> [WHAT YOU WILL DO]:
If a line in the data holds the string "Hydroxytestosterone", list it.

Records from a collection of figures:
== Segment start ==

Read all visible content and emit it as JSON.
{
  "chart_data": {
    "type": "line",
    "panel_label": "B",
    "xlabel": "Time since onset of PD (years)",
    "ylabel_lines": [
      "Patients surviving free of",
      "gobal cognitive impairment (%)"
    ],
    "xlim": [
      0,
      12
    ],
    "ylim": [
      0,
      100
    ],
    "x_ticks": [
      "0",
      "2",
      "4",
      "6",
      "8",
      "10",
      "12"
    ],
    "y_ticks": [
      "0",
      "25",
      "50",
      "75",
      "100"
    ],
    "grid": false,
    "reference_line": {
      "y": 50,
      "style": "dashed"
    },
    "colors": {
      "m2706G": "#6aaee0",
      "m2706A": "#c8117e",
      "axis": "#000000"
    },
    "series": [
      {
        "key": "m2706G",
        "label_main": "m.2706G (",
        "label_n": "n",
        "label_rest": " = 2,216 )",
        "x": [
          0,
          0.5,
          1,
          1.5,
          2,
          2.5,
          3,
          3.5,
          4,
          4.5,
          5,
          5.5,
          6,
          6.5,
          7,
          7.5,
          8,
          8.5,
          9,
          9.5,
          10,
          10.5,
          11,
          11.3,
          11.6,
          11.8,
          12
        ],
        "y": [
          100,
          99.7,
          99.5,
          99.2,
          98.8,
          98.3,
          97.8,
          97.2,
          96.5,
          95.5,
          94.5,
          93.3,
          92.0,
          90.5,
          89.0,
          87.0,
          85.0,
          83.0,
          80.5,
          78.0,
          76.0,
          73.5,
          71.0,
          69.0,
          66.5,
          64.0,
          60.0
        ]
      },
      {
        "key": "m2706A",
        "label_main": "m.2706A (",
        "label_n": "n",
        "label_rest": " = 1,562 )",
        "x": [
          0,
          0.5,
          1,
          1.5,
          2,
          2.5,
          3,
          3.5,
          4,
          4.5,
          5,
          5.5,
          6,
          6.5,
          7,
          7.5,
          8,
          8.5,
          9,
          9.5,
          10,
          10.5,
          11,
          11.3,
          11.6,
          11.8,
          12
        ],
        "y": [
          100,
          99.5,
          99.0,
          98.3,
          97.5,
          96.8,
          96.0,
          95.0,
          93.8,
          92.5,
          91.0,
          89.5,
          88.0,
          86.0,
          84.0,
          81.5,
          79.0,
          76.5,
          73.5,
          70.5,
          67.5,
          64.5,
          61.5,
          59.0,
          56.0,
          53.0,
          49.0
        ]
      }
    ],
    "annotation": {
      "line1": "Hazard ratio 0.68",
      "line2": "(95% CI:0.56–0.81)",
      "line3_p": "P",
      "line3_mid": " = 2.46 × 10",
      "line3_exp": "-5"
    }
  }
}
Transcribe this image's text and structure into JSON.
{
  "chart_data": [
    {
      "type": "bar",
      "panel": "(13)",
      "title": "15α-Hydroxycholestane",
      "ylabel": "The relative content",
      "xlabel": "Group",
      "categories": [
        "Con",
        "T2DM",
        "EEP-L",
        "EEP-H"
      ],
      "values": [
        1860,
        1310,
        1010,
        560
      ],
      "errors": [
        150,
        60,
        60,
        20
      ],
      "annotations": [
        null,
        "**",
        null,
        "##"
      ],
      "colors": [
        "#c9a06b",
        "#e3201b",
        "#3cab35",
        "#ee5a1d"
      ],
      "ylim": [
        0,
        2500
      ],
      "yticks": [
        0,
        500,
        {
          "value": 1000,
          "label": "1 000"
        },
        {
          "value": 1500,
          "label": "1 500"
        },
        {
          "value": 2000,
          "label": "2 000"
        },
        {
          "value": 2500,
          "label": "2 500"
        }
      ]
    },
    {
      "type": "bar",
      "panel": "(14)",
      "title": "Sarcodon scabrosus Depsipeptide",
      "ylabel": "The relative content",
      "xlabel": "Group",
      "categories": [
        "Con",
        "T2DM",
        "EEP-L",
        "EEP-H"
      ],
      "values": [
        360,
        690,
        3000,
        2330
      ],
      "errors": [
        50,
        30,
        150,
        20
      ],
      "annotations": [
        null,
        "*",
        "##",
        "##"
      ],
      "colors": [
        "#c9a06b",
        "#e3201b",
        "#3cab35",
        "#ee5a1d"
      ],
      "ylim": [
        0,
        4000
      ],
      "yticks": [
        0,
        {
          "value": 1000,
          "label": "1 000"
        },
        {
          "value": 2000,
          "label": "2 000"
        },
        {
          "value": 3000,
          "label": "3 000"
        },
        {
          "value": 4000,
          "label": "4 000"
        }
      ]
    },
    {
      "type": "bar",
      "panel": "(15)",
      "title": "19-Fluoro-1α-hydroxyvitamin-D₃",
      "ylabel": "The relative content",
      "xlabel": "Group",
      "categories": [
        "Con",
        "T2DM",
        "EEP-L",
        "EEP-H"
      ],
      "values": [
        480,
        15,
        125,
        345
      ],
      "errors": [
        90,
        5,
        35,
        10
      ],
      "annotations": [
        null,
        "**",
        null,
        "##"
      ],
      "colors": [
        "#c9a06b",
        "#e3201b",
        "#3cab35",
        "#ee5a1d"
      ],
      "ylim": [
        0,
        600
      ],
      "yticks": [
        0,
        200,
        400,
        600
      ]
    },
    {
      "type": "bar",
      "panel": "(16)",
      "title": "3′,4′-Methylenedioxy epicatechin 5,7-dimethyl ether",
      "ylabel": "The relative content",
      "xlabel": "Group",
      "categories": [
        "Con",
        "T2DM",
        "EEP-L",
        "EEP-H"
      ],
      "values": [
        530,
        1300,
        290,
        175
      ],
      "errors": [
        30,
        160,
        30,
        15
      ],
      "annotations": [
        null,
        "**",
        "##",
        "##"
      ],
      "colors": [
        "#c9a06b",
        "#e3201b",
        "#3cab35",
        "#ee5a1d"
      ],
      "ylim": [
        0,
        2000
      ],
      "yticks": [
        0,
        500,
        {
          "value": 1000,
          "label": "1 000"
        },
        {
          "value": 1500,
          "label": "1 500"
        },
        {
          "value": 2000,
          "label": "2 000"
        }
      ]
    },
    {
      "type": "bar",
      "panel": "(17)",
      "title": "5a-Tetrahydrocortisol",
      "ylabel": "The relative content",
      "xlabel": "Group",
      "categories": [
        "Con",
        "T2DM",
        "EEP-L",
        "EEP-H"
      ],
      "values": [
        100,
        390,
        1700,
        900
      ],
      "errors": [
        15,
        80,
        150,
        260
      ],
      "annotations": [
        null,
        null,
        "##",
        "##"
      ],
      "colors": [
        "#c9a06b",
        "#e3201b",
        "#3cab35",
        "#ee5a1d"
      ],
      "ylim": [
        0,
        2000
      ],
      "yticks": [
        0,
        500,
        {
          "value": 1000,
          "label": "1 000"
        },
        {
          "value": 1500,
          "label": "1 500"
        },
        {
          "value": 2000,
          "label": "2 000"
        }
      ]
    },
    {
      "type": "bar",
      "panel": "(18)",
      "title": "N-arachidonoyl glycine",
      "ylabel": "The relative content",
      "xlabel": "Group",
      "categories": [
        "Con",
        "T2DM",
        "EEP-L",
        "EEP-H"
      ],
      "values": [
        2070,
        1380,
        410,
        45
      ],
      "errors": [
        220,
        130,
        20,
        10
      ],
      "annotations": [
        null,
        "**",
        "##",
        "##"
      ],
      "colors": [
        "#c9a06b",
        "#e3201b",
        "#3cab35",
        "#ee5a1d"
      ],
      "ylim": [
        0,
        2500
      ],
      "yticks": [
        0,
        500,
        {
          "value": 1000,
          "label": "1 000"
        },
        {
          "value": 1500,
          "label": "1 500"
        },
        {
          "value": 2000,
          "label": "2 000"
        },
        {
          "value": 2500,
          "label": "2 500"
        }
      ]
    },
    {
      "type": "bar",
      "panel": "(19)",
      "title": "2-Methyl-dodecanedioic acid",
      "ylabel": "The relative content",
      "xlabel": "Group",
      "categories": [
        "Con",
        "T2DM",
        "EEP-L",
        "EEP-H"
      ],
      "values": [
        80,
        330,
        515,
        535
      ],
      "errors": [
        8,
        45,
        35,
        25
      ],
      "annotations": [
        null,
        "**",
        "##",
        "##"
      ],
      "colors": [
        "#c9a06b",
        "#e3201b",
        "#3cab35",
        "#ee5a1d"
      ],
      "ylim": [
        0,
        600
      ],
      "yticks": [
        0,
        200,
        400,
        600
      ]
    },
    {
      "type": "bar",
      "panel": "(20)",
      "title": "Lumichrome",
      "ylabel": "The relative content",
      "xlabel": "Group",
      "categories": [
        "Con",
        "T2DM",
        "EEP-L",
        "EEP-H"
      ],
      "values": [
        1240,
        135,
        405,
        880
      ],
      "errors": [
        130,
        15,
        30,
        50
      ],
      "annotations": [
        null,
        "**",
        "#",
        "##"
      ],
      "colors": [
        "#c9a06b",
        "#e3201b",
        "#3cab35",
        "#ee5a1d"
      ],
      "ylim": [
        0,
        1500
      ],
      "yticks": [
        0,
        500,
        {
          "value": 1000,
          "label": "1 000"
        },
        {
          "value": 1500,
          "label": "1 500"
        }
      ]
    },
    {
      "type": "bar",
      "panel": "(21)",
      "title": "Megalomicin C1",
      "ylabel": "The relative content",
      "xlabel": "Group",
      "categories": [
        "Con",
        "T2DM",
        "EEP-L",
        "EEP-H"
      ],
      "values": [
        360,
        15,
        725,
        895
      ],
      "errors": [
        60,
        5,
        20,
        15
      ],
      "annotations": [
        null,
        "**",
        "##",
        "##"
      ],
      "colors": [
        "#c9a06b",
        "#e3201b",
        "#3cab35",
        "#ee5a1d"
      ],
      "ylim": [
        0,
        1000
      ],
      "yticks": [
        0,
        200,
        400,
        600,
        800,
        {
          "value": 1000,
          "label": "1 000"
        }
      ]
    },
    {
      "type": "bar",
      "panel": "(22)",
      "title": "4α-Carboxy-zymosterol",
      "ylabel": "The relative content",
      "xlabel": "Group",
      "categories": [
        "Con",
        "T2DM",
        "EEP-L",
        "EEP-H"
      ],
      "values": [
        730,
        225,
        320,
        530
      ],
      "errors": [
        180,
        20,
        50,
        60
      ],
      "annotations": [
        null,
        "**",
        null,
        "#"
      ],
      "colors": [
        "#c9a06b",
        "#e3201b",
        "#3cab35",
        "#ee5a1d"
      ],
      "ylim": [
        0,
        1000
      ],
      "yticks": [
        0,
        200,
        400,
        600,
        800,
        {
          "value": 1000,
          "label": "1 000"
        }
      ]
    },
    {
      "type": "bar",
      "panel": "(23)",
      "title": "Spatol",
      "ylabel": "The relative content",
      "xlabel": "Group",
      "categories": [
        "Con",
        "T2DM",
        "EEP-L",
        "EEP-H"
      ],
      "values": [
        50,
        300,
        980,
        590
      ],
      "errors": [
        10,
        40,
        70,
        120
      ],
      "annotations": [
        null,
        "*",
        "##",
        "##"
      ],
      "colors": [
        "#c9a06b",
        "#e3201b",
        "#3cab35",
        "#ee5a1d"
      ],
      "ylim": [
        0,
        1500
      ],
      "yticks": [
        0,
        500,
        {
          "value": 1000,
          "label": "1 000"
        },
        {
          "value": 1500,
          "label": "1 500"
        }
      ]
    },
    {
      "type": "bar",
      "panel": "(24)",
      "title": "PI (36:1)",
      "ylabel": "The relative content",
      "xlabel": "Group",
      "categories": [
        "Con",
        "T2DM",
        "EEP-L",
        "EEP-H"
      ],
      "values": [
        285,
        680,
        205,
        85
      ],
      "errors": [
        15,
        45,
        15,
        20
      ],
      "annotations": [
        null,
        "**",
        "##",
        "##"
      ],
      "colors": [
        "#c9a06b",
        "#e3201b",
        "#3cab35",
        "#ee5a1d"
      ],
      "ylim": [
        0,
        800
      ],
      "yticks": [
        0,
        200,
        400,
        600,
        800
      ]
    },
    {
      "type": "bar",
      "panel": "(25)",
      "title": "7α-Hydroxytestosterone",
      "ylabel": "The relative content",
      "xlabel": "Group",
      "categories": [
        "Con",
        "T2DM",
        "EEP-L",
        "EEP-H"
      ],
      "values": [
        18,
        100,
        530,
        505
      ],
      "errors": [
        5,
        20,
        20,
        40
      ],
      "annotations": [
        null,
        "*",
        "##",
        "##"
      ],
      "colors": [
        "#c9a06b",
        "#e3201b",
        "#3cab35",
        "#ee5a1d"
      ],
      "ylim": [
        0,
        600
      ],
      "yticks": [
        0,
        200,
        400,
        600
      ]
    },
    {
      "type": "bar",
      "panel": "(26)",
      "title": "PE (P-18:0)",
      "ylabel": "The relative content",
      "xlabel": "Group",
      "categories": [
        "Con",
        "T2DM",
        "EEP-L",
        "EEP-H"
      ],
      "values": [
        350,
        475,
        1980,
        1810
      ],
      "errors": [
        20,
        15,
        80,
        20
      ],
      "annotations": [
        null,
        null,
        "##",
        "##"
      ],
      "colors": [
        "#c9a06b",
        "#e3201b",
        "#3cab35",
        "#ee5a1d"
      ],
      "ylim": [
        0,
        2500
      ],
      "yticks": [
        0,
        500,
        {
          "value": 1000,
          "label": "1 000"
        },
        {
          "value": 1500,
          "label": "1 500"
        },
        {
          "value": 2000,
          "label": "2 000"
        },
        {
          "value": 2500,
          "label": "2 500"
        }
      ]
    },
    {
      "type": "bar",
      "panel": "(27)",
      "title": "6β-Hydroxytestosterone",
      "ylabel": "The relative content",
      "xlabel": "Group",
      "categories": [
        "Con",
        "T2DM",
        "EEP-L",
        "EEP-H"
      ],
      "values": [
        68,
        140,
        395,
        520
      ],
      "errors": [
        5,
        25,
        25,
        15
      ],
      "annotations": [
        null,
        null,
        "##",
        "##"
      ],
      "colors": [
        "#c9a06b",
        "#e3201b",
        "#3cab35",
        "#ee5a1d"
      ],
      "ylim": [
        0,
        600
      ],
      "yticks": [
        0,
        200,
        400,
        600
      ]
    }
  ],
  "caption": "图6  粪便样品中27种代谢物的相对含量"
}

== Segment end ==

> [EXERCISE RESPONSE]:
      "title": "7α-Hydroxytestosterone",
      "title": "6β-Hydroxytestosterone",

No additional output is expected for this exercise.